* Start *

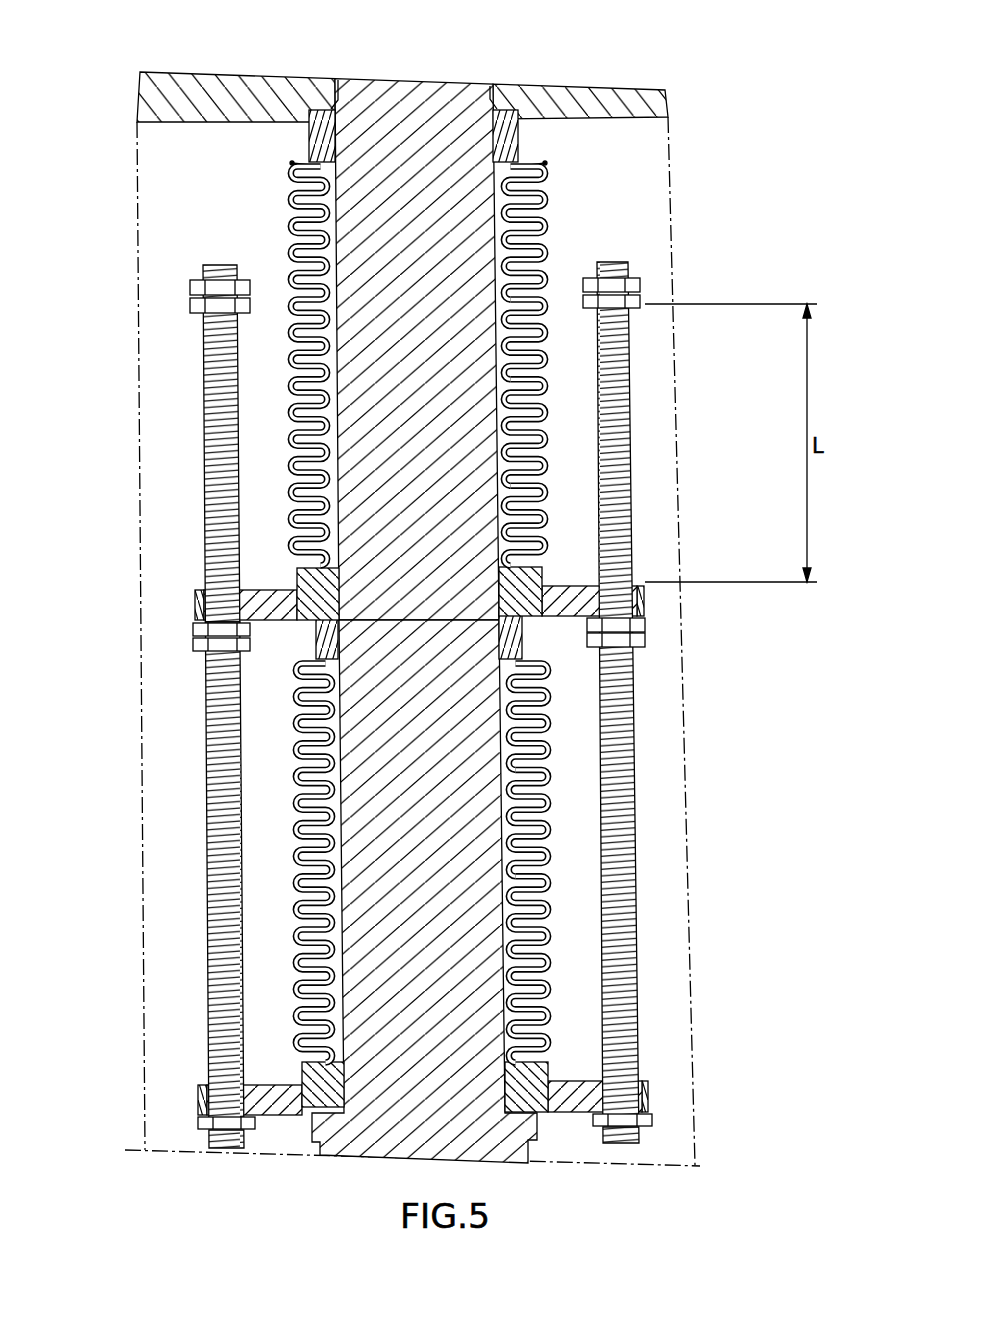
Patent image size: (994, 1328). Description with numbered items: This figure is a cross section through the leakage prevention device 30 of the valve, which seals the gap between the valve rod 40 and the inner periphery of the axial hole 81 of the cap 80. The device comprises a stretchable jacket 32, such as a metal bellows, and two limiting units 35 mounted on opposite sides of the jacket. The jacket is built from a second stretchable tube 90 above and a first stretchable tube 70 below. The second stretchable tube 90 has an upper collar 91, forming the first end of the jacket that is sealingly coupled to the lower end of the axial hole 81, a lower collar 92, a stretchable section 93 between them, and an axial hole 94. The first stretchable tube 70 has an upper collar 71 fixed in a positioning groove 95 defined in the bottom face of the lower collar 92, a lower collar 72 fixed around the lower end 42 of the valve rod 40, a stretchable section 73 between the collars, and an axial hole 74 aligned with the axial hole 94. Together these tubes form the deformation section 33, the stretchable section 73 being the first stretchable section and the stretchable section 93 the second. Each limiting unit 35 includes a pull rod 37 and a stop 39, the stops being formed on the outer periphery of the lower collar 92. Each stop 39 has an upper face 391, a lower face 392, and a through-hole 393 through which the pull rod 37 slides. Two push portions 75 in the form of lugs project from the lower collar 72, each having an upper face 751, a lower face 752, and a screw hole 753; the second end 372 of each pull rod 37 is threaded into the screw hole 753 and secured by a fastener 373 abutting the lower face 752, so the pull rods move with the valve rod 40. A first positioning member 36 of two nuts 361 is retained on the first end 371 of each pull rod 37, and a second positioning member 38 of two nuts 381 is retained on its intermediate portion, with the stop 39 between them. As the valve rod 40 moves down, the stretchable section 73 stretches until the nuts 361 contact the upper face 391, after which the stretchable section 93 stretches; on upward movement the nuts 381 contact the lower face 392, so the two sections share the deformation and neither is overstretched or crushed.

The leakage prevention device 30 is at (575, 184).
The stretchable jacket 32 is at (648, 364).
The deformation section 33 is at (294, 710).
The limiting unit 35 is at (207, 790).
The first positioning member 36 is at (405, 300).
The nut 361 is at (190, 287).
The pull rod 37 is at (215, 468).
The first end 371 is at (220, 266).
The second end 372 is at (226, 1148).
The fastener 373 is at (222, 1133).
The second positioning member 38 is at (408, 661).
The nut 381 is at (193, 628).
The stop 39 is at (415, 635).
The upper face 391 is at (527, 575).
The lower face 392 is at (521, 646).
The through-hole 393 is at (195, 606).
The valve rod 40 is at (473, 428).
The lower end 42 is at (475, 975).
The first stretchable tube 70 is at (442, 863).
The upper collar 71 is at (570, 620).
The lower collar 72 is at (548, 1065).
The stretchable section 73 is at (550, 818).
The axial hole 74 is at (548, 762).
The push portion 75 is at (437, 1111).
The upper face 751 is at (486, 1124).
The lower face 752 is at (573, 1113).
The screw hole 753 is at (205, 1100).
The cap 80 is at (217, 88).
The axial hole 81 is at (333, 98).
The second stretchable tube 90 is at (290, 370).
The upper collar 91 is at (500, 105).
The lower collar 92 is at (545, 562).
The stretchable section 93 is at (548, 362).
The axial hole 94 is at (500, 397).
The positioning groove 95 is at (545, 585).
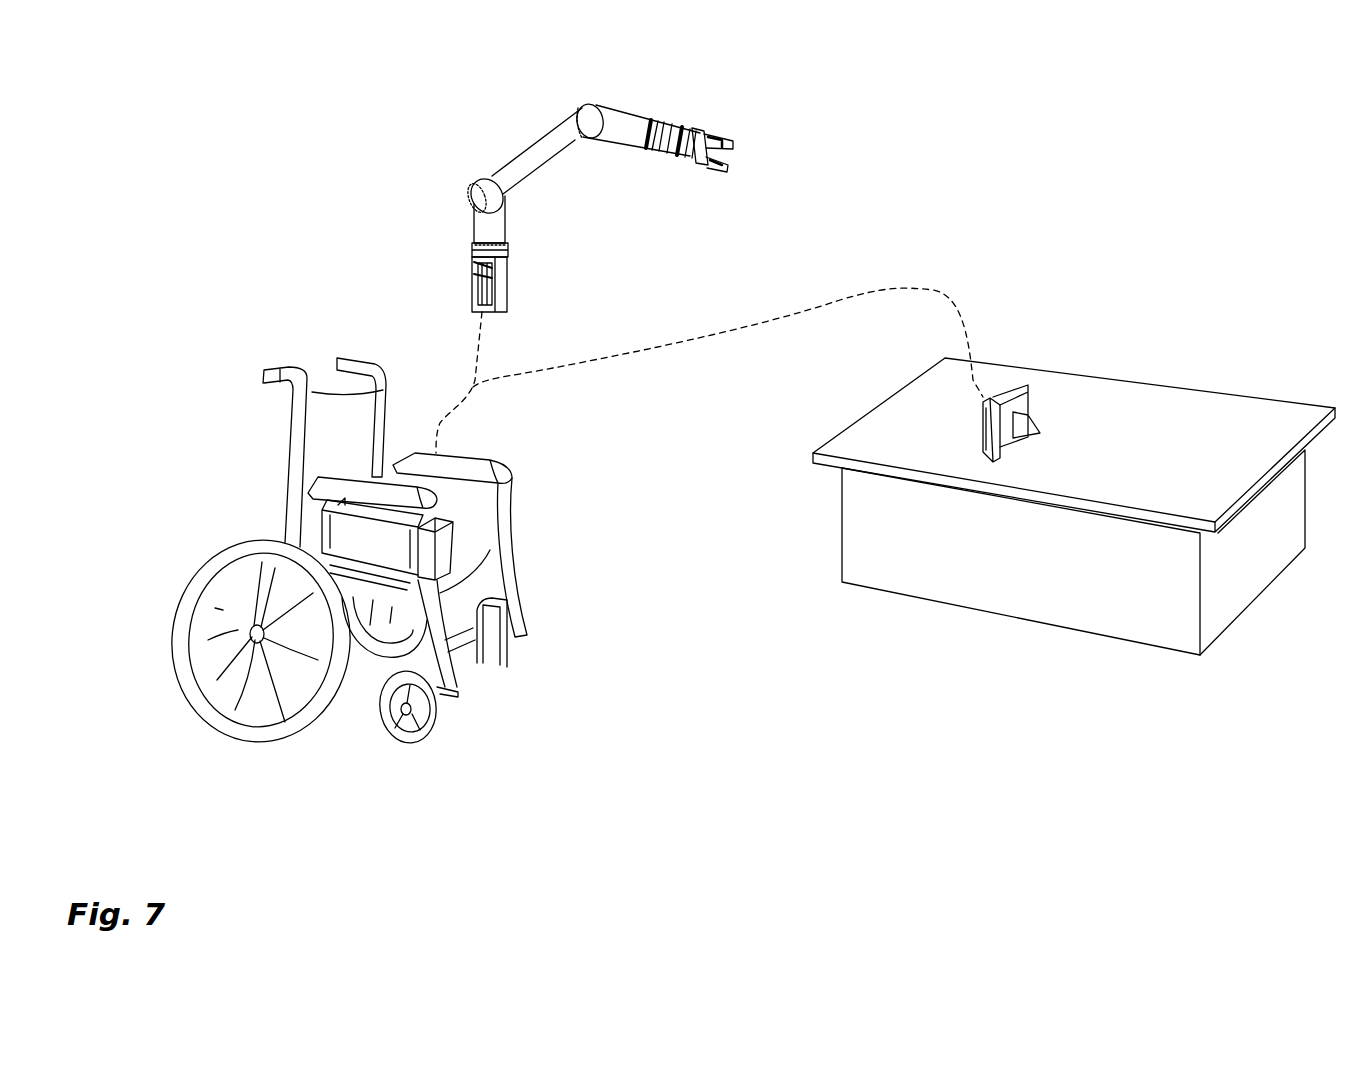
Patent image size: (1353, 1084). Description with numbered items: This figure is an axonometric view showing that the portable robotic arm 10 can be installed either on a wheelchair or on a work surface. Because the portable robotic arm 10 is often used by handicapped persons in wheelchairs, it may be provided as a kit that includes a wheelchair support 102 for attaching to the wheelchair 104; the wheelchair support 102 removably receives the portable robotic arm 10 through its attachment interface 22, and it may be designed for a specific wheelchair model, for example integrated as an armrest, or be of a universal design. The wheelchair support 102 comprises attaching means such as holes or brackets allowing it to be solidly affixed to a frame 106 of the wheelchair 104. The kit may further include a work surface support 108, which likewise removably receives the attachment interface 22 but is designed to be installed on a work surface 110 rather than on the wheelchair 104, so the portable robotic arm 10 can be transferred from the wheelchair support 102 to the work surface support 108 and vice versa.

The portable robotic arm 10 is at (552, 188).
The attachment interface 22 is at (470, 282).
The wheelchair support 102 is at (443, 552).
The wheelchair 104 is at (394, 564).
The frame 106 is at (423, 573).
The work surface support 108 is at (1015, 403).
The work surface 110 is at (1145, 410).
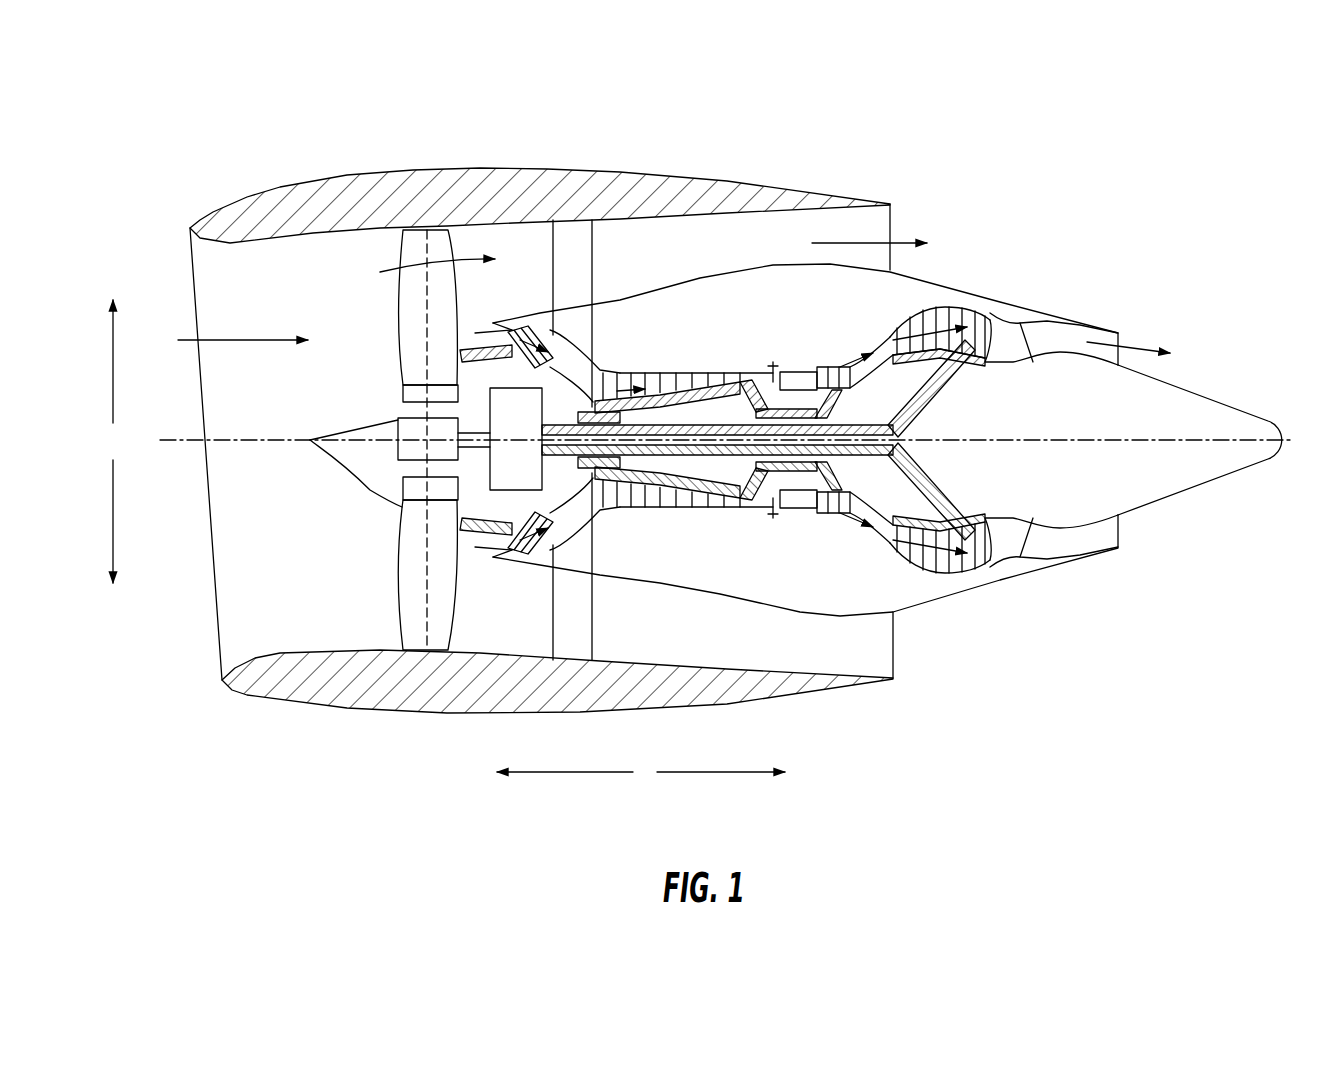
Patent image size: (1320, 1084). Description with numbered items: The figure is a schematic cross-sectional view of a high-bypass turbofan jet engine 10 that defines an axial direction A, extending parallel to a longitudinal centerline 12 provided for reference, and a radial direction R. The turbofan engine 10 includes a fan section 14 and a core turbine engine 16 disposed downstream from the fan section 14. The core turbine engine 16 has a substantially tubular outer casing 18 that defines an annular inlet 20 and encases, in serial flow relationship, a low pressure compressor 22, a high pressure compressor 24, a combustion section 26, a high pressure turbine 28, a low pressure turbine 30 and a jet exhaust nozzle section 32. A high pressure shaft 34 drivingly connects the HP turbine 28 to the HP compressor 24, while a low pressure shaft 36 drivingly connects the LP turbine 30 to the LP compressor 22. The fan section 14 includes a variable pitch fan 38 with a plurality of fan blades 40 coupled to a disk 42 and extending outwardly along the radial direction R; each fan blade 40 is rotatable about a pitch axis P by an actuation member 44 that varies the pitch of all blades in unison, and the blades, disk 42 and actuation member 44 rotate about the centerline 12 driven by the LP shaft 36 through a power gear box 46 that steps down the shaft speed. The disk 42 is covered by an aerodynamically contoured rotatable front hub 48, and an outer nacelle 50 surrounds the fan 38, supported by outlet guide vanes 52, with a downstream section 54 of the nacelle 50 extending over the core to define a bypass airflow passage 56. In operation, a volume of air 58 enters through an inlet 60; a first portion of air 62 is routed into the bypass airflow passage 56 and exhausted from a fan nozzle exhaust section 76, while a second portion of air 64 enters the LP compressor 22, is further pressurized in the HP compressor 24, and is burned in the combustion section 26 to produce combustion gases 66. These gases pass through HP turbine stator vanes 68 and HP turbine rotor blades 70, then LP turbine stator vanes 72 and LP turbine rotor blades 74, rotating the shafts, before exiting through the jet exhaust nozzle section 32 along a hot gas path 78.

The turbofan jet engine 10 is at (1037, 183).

* End *

Given instruction ▸ Reproduce every line of the listing above word for word, omitting the pictures.

Problem solution ▸
Patent image size: (994, 1328). Description with numbered items: This figure is a cross section through the leakage prevention device 30 of the valve, which seals the gap between the valve rod 40 and the inner periphery of the axial hole 81 of the cap 80. The device comprises a stretchable jacket 32, such as a metal bellows, and two limiting units 35 mounted on opposite sides of the jacket. The jacket is built from a second stretchable tube 90 above and a first stretchable tube 70 below. The second stretchable tube 90 has an upper collar 91, forming the first end of the jacket that is sealingly coupled to the lower end of the axial hole 81, a lower collar 92, a stretchable section 93 between them, and an axial hole 94. The first stretchable tube 70 has an upper collar 71 fixed in a positioning groove 95 defined in the bottom face of the lower collar 92, a lower collar 72 fixed around the lower end 42 of the valve rod 40, a stretchable section 73 between the collars, and an axial hole 74 aligned with the axial hole 94. Together these tubes form the deformation section 33, the stretchable section 73 being the first stretchable section and the stretchable section 93 the second. Each limiting unit 35 includes a pull rod 37 and a stop 39, the stops being formed on the outer periphery of the lower collar 92. Each stop 39 has an upper face 391, a lower face 392, and a through-hole 393 through which the pull rod 37 slides. Two push portions 75 in the form of lugs project from the lower collar 72, each having an upper face 751, a lower face 752, and a screw hole 753; the second end 372 of each pull rod 37 is threaded into the screw hole 753 and secured by a fastener 373 abutting the lower face 752, so the pull rods move with the valve rod 40. A first positioning member 36 of two nuts 361 is retained on the first end 371 of each pull rod 37, and a second positioning member 38 of two nuts 381 is retained on its intermediate portion, with the stop 39 between them. As the valve rod 40 moves down, the stretchable section 73 stretches until the nuts 361 contact the upper face 391, after which the stretchable section 93 stretches; on upward movement the nuts 381 contact the lower face 392, so the two sections share the deformation and neither is overstretched or crushed.

The leakage prevention device 30 is at (575, 184).
The stretchable jacket 32 is at (648, 364).
The deformation section 33 is at (294, 710).
The limiting unit 35 is at (207, 790).
The first positioning member 36 is at (405, 300).
The nut 361 is at (190, 287).
The pull rod 37 is at (215, 468).
The first end 371 is at (220, 266).
The second end 372 is at (226, 1148).
The fastener 373 is at (222, 1133).
The second positioning member 38 is at (408, 661).
The nut 381 is at (193, 628).
The stop 39 is at (415, 635).
The upper face 391 is at (527, 575).
The lower face 392 is at (521, 646).
The through-hole 393 is at (195, 606).
The valve rod 40 is at (473, 428).
The lower end 42 is at (475, 975).
The first stretchable tube 70 is at (442, 863).
The upper collar 71 is at (570, 620).
The lower collar 72 is at (548, 1065).
The stretchable section 73 is at (550, 818).
The axial hole 74 is at (548, 762).
The push portion 75 is at (437, 1111).
The upper face 751 is at (486, 1124).
The lower face 752 is at (573, 1113).
The screw hole 753 is at (205, 1100).
The cap 80 is at (217, 88).
The axial hole 81 is at (333, 98).
The second stretchable tube 90 is at (290, 370).
The upper collar 91 is at (500, 105).
The lower collar 92 is at (545, 562).
The stretchable section 93 is at (548, 362).
The axial hole 94 is at (500, 397).
The positioning groove 95 is at (545, 585).
Patent image size: (1353, 1084). Description with numbered items: This figure is an axonometric view showing that the portable robotic arm 10 can be installed either on a wheelchair or on a work surface. Because the portable robotic arm 10 is often used by handicapped persons in wheelchairs, it may be provided as a kit that includes a wheelchair support 102 for attaching to the wheelchair 104; the wheelchair support 102 removably receives the portable robotic arm 10 through its attachment interface 22, and it may be designed for a specific wheelchair model, for example integrated as an armrest, or be of a universal design. The wheelchair support 102 comprises attaching means such as holes or brackets allowing it to be solidly affixed to a frame 106 of the wheelchair 104. The kit may further include a work surface support 108, which likewise removably receives the attachment interface 22 but is designed to be installed on a work surface 110 rather than on the wheelchair 104, so the portable robotic arm 10 can be transferred from the wheelchair support 102 to the work surface support 108 and vice versa.

The portable robotic arm 10 is at (552, 188).
The attachment interface 22 is at (470, 282).
The wheelchair support 102 is at (443, 552).
The wheelchair 104 is at (394, 564).
The frame 106 is at (423, 573).
The work surface support 108 is at (1015, 403).
The work surface 110 is at (1145, 410).
Patent image size: (1320, 1084). Description with numbered items: The figure is a schematic cross-sectional view of a high-bypass turbofan jet engine 10 that defines an axial direction A, extending parallel to a longitudinal centerline 12 provided for reference, and a radial direction R. The turbofan engine 10 includes a fan section 14 and a core turbine engine 16 disposed downstream from the fan section 14. The core turbine engine 16 has a substantially tubular outer casing 18 that defines an annular inlet 20 and encases, in serial flow relationship, a low pressure compressor 22, a high pressure compressor 24, a combustion section 26, a high pressure turbine 28, a low pressure turbine 30 and a jet exhaust nozzle section 32. A high pressure shaft 34 drivingly connects the HP turbine 28 to the HP compressor 24, while a low pressure shaft 36 drivingly connects the LP turbine 30 to the LP compressor 22. The fan section 14 includes a variable pitch fan 38 with a plurality of fan blades 40 coupled to a disk 42 and extending outwardly along the radial direction R; each fan blade 40 is rotatable about a pitch axis P by an actuation member 44 that varies the pitch of all blades in unison, and the blades, disk 42 and actuation member 44 rotate about the centerline 12 driven by the LP shaft 36 through a power gear box 46 that steps down the shaft speed. The disk 42 is covered by an aerodynamically contoured rotatable front hub 48, and an outer nacelle 50 surrounds the fan 38, supported by outlet guide vanes 52, with a downstream section 54 of the nacelle 50 extending over the core to define a bypass airflow passage 56. In operation, a volume of air 58 enters through an inlet 60; a first portion of air 62 is routed into the bypass airflow passage 56 and exhausted from a fan nozzle exhaust section 76, while a second portion of air 64 enters the LP compressor 22, is further pressurized in the HP compressor 24, and is burned in the combustion section 26 to produce combustion gases 66. These gases pass through HP turbine stator vanes 68 and HP turbine rotor blades 70, then LP turbine stator vanes 72 and LP turbine rotor blades 74, rotating the shafts, before exiting through the jet exhaust nozzle section 32 along a hot gas path 78.

The turbofan jet engine 10 is at (1037, 183).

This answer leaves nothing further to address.